# start of The records

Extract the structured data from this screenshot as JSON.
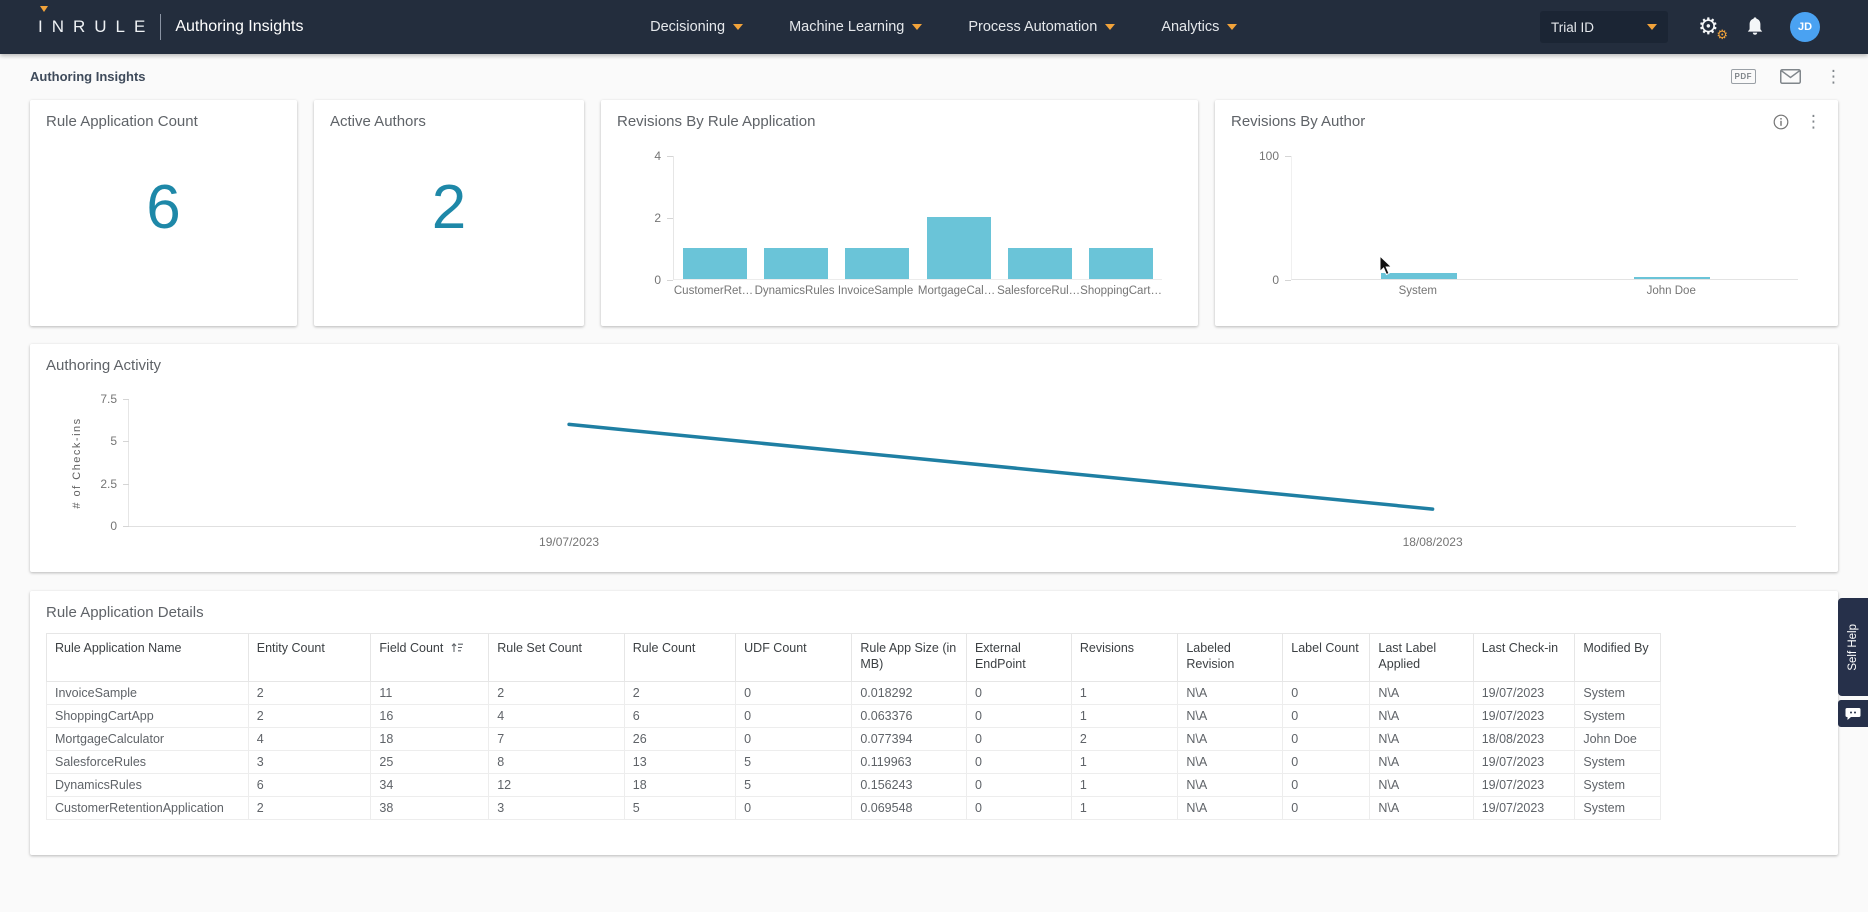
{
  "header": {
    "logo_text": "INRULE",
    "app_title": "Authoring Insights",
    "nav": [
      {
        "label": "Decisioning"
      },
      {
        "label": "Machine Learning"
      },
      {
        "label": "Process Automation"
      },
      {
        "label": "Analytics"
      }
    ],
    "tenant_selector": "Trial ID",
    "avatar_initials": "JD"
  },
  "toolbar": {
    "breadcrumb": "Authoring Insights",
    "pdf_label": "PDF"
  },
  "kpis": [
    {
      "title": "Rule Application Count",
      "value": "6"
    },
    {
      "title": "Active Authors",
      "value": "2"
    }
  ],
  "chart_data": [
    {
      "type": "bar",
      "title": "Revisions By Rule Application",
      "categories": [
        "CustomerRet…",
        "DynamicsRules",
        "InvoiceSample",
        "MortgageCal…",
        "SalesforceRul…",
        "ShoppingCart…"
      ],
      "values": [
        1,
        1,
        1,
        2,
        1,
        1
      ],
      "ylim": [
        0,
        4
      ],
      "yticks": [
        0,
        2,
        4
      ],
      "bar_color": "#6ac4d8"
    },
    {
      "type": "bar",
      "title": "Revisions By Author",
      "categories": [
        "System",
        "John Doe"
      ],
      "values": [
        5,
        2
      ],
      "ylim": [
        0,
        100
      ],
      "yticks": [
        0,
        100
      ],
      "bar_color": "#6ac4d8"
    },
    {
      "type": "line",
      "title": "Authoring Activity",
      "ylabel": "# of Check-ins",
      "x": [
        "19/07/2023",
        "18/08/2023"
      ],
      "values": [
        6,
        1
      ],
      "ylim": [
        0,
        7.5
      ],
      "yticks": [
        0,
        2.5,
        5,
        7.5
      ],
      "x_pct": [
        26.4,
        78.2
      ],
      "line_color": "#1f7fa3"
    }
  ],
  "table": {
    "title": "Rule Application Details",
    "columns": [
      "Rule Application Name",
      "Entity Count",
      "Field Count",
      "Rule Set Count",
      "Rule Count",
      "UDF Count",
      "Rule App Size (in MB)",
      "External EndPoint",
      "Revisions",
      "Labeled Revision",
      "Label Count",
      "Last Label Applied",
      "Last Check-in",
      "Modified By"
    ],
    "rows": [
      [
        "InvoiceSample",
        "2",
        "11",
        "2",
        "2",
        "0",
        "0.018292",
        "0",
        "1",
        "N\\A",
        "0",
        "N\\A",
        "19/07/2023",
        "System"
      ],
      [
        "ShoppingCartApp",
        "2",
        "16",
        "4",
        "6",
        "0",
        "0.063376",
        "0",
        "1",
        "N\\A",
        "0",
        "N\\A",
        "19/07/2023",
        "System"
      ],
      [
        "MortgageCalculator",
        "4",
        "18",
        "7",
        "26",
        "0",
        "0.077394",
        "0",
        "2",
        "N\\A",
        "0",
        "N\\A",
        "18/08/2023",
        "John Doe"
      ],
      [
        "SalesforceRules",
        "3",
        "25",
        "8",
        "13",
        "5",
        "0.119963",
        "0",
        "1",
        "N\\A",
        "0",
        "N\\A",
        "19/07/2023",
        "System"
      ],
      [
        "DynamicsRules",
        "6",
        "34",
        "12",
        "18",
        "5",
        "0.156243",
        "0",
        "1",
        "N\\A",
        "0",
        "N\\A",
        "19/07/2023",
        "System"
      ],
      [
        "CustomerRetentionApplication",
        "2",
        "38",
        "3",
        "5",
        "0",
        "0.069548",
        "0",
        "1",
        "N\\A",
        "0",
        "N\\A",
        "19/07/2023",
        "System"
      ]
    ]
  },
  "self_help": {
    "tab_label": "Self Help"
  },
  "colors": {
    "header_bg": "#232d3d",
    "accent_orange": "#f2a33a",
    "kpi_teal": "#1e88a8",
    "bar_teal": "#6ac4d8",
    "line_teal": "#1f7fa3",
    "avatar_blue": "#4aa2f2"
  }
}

# end of The records

■ **Exercise goal**: Transcribe all of the entries word for word, but skip any pictures they contain.

■ **Output below**:
Extract the structured data from this screenshot as JSON.
{
  "header": {
    "logo_text": "INRULE",
    "app_title": "Authoring Insights",
    "nav": [
      {
        "label": "Decisioning"
      },
      {
        "label": "Machine Learning"
      },
      {
        "label": "Process Automation"
      },
      {
        "label": "Analytics"
      }
    ],
    "tenant_selector": "Trial ID",
    "avatar_initials": "JD"
  },
  "toolbar": {
    "breadcrumb": "Authoring Insights",
    "pdf_label": "PDF"
  },
  "kpis": [
    {
      "title": "Rule Application Count",
      "value": "6"
    },
    {
      "title": "Active Authors",
      "value": "2"
    }
  ],
  "chart_data": [
    {
      "type": "bar",
      "title": "Revisions By Rule Application",
      "categories": [
        "CustomerRet…",
        "DynamicsRules",
        "InvoiceSample",
        "MortgageCal…",
        "SalesforceRul…",
        "ShoppingCart…"
      ],
      "values": [
        1,
        1,
        1,
        2,
        1,
        1
      ],
      "ylim": [
        0,
        4
      ],
      "yticks": [
        0,
        2,
        4
      ],
      "bar_color": "#6ac4d8"
    },
    {
      "type": "bar",
      "title": "Revisions By Author",
      "categories": [
        "System",
        "John Doe"
      ],
      "values": [
        5,
        2
      ],
      "ylim": [
        0,
        100
      ],
      "yticks": [
        0,
        100
      ],
      "bar_color": "#6ac4d8"
    },
    {
      "type": "line",
      "title": "Authoring Activity",
      "ylabel": "# of Check-ins",
      "x": [
        "19/07/2023",
        "18/08/2023"
      ],
      "values": [
        6,
        1
      ],
      "ylim": [
        0,
        7.5
      ],
      "yticks": [
        0,
        2.5,
        5,
        7.5
      ],
      "x_pct": [
        26.4,
        78.2
      ],
      "line_color": "#1f7fa3"
    }
  ],
  "table": {
    "title": "Rule Application Details",
    "columns": [
      "Rule Application Name",
      "Entity Count",
      "Field Count",
      "Rule Set Count",
      "Rule Count",
      "UDF Count",
      "Rule App Size (in MB)",
      "External EndPoint",
      "Revisions",
      "Labeled Revision",
      "Label Count",
      "Last Label Applied",
      "Last Check-in",
      "Modified By"
    ],
    "rows": [
      [
        "InvoiceSample",
        "2",
        "11",
        "2",
        "2",
        "0",
        "0.018292",
        "0",
        "1",
        "N\\A",
        "0",
        "N\\A",
        "19/07/2023",
        "System"
      ],
      [
        "ShoppingCartApp",
        "2",
        "16",
        "4",
        "6",
        "0",
        "0.063376",
        "0",
        "1",
        "N\\A",
        "0",
        "N\\A",
        "19/07/2023",
        "System"
      ],
      [
        "MortgageCalculator",
        "4",
        "18",
        "7",
        "26",
        "0",
        "0.077394",
        "0",
        "2",
        "N\\A",
        "0",
        "N\\A",
        "18/08/2023",
        "John Doe"
      ],
      [
        "SalesforceRules",
        "3",
        "25",
        "8",
        "13",
        "5",
        "0.119963",
        "0",
        "1",
        "N\\A",
        "0",
        "N\\A",
        "19/07/2023",
        "System"
      ],
      [
        "DynamicsRules",
        "6",
        "34",
        "12",
        "18",
        "5",
        "0.156243",
        "0",
        "1",
        "N\\A",
        "0",
        "N\\A",
        "19/07/2023",
        "System"
      ],
      [
        "CustomerRetentionApplication",
        "2",
        "38",
        "3",
        "5",
        "0",
        "0.069548",
        "0",
        "1",
        "N\\A",
        "0",
        "N\\A",
        "19/07/2023",
        "System"
      ]
    ]
  },
  "self_help": {
    "tab_label": "Self Help"
  },
  "colors": {
    "header_bg": "#232d3d",
    "accent_orange": "#f2a33a",
    "kpi_teal": "#1e88a8",
    "bar_teal": "#6ac4d8",
    "line_teal": "#1f7fa3",
    "avatar_blue": "#4aa2f2"
  }
}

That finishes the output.